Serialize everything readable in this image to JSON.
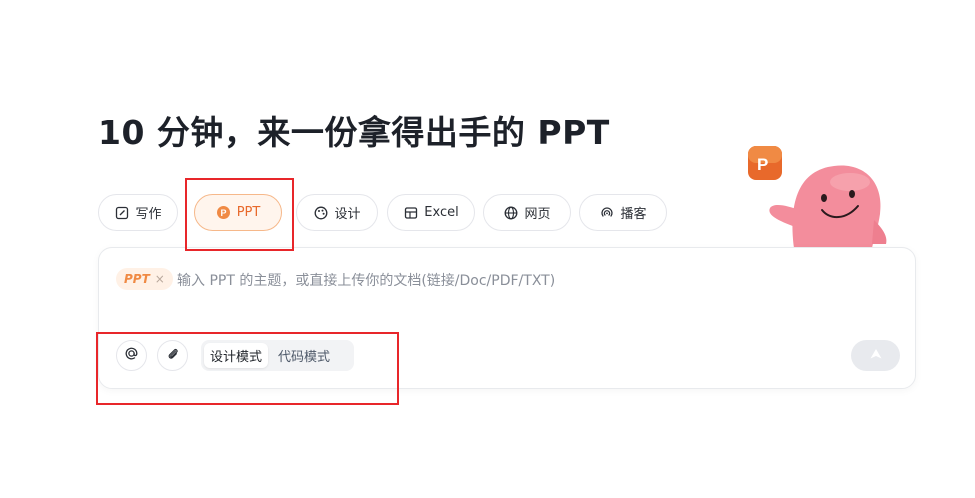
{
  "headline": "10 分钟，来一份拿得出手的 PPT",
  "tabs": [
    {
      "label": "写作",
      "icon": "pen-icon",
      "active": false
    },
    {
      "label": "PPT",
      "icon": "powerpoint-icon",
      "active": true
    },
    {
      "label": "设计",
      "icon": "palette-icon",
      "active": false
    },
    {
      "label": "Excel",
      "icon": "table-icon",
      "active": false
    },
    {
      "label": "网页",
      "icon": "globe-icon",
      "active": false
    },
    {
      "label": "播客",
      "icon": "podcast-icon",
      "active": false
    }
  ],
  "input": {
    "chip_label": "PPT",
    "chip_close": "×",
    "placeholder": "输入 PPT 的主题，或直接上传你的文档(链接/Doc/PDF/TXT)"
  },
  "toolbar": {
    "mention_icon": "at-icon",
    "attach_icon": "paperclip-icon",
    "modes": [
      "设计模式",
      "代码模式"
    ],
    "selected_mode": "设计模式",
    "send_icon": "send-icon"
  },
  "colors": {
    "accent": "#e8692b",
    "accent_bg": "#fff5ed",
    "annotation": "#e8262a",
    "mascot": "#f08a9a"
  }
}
------------------------------------------------------------------------
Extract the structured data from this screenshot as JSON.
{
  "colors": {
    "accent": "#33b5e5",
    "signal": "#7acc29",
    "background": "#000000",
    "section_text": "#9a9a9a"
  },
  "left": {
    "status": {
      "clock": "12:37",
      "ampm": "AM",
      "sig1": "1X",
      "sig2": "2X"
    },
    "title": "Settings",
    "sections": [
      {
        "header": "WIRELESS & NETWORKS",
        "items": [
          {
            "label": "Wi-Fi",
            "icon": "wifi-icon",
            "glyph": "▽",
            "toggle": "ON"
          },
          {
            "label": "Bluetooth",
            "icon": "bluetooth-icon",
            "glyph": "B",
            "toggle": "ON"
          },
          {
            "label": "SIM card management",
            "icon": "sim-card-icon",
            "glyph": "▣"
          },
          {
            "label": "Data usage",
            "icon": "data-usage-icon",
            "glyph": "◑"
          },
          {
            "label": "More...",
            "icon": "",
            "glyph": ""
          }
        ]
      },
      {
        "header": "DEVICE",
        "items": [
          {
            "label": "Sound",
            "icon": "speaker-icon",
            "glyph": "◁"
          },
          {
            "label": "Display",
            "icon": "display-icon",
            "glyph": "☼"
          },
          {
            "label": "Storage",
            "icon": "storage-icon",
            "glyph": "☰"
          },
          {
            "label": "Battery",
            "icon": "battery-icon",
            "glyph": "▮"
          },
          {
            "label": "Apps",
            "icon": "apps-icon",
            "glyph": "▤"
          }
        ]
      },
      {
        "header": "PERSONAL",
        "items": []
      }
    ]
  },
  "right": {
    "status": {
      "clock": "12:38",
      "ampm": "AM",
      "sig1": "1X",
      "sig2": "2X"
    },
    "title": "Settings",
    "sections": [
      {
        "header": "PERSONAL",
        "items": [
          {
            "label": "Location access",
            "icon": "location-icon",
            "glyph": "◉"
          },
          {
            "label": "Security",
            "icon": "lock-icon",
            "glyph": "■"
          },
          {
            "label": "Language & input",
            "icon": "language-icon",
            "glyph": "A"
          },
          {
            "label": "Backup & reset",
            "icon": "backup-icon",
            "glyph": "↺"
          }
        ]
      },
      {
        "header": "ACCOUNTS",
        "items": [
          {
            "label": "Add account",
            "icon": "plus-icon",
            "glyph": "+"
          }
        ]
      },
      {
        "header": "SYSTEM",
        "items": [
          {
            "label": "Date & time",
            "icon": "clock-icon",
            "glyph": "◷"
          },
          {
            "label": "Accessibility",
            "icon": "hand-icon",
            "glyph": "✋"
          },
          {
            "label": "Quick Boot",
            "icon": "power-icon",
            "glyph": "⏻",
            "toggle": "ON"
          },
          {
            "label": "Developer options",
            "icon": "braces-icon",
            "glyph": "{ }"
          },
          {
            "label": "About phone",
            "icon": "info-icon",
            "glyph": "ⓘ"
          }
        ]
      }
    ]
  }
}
------------------------------------------------------------------------
Gather all lines from the records above in which "JSON" appears.

Serialize everything readable in this image to JSON.
Extract the structured data from this screenshot as JSON.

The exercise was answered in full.